[What the task requires]:
Present every line of the records below as a Markdown table with the columns Row and Line, numbering the rows and leaving out any blank lines.

# start of Raw data

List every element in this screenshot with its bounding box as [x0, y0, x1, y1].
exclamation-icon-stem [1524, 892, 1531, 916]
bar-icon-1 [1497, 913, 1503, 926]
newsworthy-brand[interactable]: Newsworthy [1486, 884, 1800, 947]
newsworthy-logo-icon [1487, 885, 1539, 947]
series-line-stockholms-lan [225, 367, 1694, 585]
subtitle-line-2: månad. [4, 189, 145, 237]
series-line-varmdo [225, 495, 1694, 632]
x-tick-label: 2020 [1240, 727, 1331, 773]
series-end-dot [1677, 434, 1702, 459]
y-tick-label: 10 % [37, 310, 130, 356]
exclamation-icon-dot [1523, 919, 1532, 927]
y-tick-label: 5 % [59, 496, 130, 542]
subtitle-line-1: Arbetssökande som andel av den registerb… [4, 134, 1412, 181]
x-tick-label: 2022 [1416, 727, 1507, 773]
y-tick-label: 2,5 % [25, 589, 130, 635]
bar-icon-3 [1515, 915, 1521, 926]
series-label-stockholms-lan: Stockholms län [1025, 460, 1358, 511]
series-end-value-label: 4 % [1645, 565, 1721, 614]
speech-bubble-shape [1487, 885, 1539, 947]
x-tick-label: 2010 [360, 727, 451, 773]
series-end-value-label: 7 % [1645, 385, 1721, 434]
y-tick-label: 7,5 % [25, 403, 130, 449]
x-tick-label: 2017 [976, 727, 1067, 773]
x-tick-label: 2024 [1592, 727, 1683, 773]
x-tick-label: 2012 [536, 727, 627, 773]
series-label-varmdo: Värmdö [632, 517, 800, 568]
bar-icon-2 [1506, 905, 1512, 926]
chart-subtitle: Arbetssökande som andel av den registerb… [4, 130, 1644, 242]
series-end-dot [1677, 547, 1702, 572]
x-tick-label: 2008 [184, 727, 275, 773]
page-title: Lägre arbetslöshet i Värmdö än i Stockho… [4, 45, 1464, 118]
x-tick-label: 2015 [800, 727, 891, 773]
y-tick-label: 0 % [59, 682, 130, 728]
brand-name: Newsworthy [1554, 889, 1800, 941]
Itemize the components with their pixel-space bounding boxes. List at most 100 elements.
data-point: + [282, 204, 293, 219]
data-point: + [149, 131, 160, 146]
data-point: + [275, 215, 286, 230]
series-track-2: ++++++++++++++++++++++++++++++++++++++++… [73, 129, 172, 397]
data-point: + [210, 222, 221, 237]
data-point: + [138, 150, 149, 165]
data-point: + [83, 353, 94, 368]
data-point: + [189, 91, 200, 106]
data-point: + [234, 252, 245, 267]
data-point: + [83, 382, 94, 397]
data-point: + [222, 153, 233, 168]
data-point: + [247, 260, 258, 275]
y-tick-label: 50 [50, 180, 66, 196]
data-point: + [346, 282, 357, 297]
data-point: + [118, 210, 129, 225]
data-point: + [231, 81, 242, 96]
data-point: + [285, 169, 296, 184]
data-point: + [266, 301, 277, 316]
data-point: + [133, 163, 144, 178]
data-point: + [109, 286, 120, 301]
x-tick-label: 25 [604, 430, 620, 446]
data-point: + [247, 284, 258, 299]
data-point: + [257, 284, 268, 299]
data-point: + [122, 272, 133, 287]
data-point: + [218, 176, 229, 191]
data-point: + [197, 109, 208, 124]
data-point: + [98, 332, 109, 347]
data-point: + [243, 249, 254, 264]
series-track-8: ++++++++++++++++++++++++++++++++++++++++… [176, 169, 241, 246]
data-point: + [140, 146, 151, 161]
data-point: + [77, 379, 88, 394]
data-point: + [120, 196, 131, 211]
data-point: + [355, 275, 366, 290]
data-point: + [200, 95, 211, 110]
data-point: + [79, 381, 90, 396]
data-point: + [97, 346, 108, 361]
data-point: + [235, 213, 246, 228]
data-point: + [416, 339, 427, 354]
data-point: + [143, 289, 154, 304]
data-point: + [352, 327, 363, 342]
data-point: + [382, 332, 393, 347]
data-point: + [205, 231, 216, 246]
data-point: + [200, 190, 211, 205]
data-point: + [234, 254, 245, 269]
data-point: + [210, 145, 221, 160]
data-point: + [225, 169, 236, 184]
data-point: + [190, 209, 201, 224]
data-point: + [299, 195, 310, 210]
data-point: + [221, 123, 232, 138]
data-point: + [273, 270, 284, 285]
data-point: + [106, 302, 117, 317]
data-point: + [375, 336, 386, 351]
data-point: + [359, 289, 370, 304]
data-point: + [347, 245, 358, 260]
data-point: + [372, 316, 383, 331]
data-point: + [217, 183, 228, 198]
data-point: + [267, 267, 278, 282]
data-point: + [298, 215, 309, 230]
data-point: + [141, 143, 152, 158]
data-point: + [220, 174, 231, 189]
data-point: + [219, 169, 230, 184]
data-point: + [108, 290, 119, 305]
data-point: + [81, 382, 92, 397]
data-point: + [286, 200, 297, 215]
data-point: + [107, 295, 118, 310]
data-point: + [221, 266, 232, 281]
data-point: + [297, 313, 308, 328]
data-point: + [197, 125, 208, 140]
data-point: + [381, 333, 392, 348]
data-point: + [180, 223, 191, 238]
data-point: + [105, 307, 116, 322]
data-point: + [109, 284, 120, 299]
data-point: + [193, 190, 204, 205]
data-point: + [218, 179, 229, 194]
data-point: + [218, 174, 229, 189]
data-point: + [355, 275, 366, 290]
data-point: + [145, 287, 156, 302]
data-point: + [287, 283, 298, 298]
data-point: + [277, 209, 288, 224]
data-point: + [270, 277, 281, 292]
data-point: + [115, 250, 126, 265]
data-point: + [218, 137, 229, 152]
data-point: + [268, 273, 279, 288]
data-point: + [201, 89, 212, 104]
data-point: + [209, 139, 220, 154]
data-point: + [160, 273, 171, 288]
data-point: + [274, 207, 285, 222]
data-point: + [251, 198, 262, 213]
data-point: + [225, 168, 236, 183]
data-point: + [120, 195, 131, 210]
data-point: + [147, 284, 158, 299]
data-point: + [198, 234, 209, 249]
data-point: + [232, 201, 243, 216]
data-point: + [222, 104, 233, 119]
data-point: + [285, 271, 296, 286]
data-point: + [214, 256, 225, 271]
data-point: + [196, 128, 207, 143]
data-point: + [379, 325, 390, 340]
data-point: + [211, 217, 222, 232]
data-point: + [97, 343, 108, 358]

# end of Raw data

[The completed task]:
| Row | Line |
|---|---|
| 1 | List every element in this screenshot with its bounding box as [x0, y0, x1, y1]. |
| 2 | exclamation-icon-stem [1524, 892, 1531, 916] |
| 3 | bar-icon-1 [1497, 913, 1503, 926] |
| 4 | newsworthy-brand[interactable]: Newsworthy [1486, 884, 1800, 947] |
| 5 | newsworthy-logo-icon [1487, 885, 1539, 947] |
| 6 | series-line-stockholms-lan [225, 367, 1694, 585] |
| 7 | subtitle-line-2: månad. [4, 189, 145, 237] |
| 8 | series-line-varmdo [225, 495, 1694, 632] |
| 9 | x-tick-label: 2020 [1240, 727, 1331, 773] |
| 10 | series-end-dot [1677, 434, 1702, 459] |
| 11 | y-tick-label: 10 % [37, 310, 130, 356] |
| 12 | exclamation-icon-dot [1523, 919, 1532, 927] |
| 13 | y-tick-label: 5 % [59, 496, 130, 542] |
| 14 | subtitle-line-1: Arbetssökande som andel av den registerb… [4, 134, 1412, 181] |
| 15 | x-tick-label: 2022 [1416, 727, 1507, 773] |
| 16 | y-tick-label: 2,5 % [25, 589, 130, 635] |
| 17 | bar-icon-3 [1515, 915, 1521, 926] |
| 18 | series-label-stockholms-lan: Stockholms län [1025, 460, 1358, 511] |
| 19 | series-end-value-label: 4 % [1645, 565, 1721, 614] |
| 20 | speech-bubble-shape [1487, 885, 1539, 947] |
| 21 | x-tick-label: 2010 [360, 727, 451, 773] |
| 22 | series-end-value-label: 7 % [1645, 385, 1721, 434] |
| 23 | y-tick-label: 7,5 % [25, 403, 130, 449] |
| 24 | x-tick-label: 2017 [976, 727, 1067, 773] |
| 25 | x-tick-label: 2024 [1592, 727, 1683, 773] |
| 26 | x-tick-label: 2012 [536, 727, 627, 773] |
| 27 | series-label-varmdo: Värmdö [632, 517, 800, 568] |
| 28 | bar-icon-2 [1506, 905, 1512, 926] |
| 29 | chart-subtitle: Arbetssökande som andel av den registerb… [4, 130, 1644, 242] |
| 30 | series-end-dot [1677, 547, 1702, 572] |
| 31 | x-tick-label: 2008 [184, 727, 275, 773] |
| 32 | page-title: Lägre arbetslöshet i Värmdö än i Stockho… [4, 45, 1464, 118] |
| 33 | x-tick-label: 2015 [800, 727, 891, 773] |
| 34 | y-tick-label: 0 % [59, 682, 130, 728] |
| 35 | brand-name: Newsworthy [1554, 889, 1800, 941] |
| 36 | Itemize the components with their pixel-space bounding boxes. List at most 100 elements. |
| 37 | data-point: + [282, 204, 293, 219] |
| 38 | data-point: + [149, 131, 160, 146] |
| 39 | data-point: + [275, 215, 286, 230] |
| 40 | series-track-2: ++++++++++++++++++++++++++++++++++++++++… [73, 129, 172, 397] |
| 41 | data-point: + [210, 222, 221, 237] |
| 42 | data-point: + [138, 150, 149, 165] |
| 43 | data-point: + [83, 353, 94, 368] |
| 44 | data-point: + [189, 91, 200, 106] |
| 45 | data-point: + [234, 252, 245, 267] |
| 46 | data-point: + [83, 382, 94, 397] |
| 47 | data-point: + [222, 153, 233, 168] |
| 48 | data-point: + [247, 260, 258, 275] |
| 49 | y-tick-label: 50 [50, 180, 66, 196] |
| 50 | data-point: + [346, 282, 357, 297] |
| 51 | data-point: + [118, 210, 129, 225] |
| 52 | data-point: + [231, 81, 242, 96] |
| 53 | data-point: + [285, 169, 296, 184] |
| 54 | data-point: + [266, 301, 277, 316] |
| 55 | data-point: + [133, 163, 144, 178] |
| 56 | data-point: + [109, 286, 120, 301] |
| 57 | x-tick-label: 25 [604, 430, 620, 446] |
| 58 | data-point: + [247, 284, 258, 299] |
| 59 | data-point: + [257, 284, 268, 299] |
| 60 | data-point: + [122, 272, 133, 287] |
| 61 | data-point: + [218, 176, 229, 191] |
| 62 | data-point: + [197, 109, 208, 124] |
| 63 | data-point: + [98, 332, 109, 347] |
| 64 | data-point: + [243, 249, 254, 264] |
| 65 | series-track-8: ++++++++++++++++++++++++++++++++++++++++… [176, 169, 241, 246] |
| 66 | data-point: + [140, 146, 151, 161] |
| 67 | data-point: + [77, 379, 88, 394] |
| 68 | data-point: + [120, 196, 131, 211] |
| 69 | data-point: + [355, 275, 366, 290] |
| 70 | data-point: + [200, 95, 211, 110] |
| 71 | data-point: + [79, 381, 90, 396] |
| 72 | data-point: + [97, 346, 108, 361] |
| 73 | data-point: + [235, 213, 246, 228] |
| 74 | data-point: + [416, 339, 427, 354] |
| 75 | data-point: + [143, 289, 154, 304] |
| 76 | data-point: + [352, 327, 363, 342] |
| 77 | data-point: + [382, 332, 393, 347] |
| 78 | data-point: + [205, 231, 216, 246] |
| 79 | data-point: + [200, 190, 211, 205] |
| 80 | data-point: + [234, 254, 245, 269] |
| 81 | data-point: + [210, 145, 221, 160] |
| 82 | data-point: + [225, 169, 236, 184] |
| 83 | data-point: + [190, 209, 201, 224] |
| 84 | data-point: + [299, 195, 310, 210] |
| 85 | data-point: + [221, 123, 232, 138] |
| 86 | data-point: + [273, 270, 284, 285] |
| 87 | data-point: + [106, 302, 117, 317] |
| 88 | data-point: + [375, 336, 386, 351] |
| 89 | data-point: + [359, 289, 370, 304] |
| 90 | data-point: + [347, 245, 358, 260] |
| 91 | data-point: + [372, 316, 383, 331] |
| 92 | data-point: + [217, 183, 228, 198] |
| 93 | data-point: + [267, 267, 278, 282] |
| 94 | data-point: + [298, 215, 309, 230] |
| 95 | data-point: + [141, 143, 152, 158] |
| 96 | data-point: + [220, 174, 231, 189] |
| 97 | data-point: + [219, 169, 230, 184] |
| 98 | data-point: + [108, 290, 119, 305] |
| 99 | data-point: + [81, 382, 92, 397] |
| 100 | data-point: + [286, 200, 297, 215] |
| 101 | data-point: + [107, 295, 118, 310] |
| 102 | data-point: + [221, 266, 232, 281] |
| 103 | data-point: + [297, 313, 308, 328] |
| 104 | data-point: + [197, 125, 208, 140] |
| 105 | data-point: + [381, 333, 392, 348] |
| 106 | data-point: + [180, 223, 191, 238] |
| 107 | data-point: + [105, 307, 116, 322] |
| 108 | data-point: + [109, 284, 120, 299] |
| 109 | data-point: + [193, 190, 204, 205] |
| 110 | data-point: + [218, 179, 229, 194] |
| 111 | data-point: + [218, 174, 229, 189] |
| 112 | data-point: + [355, 275, 366, 290] |
| 113 | data-point: + [145, 287, 156, 302] |
| 114 | data-point: + [287, 283, 298, 298] |
| 115 | data-point: + [277, 209, 288, 224] |
| 116 | data-point: + [270, 277, 281, 292] |
| 117 | data-point: + [115, 250, 126, 265] |
| 118 | data-point: + [218, 137, 229, 152] |
| 119 | data-point: + [268, 273, 279, 288] |
| 120 | data-point: + [201, 89, 212, 104] |
| 121 | data-point: + [209, 139, 220, 154] |
| 122 | data-point: + [160, 273, 171, 288] |
| 123 | data-point: + [274, 207, 285, 222] |
| 124 | data-point: + [251, 198, 262, 213] |
| 125 | data-point: + [225, 168, 236, 183] |
| 126 | data-point: + [120, 195, 131, 210] |
| 127 | data-point: + [147, 284, 158, 299] |
| 128 | data-point: + [198, 234, 209, 249] |
| 129 | data-point: + [232, 201, 243, 216] |
| 130 | data-point: + [222, 104, 233, 119] |
| 131 | data-point: + [285, 271, 296, 286] |
| 132 | data-point: + [214, 256, 225, 271] |
| 133 | data-point: + [196, 128, 207, 143] |
| 134 | data-point: + [379, 325, 390, 340] |
| 135 | data-point: + [211, 217, 222, 232] |
| 136 | data-point: + [97, 343, 108, 358] |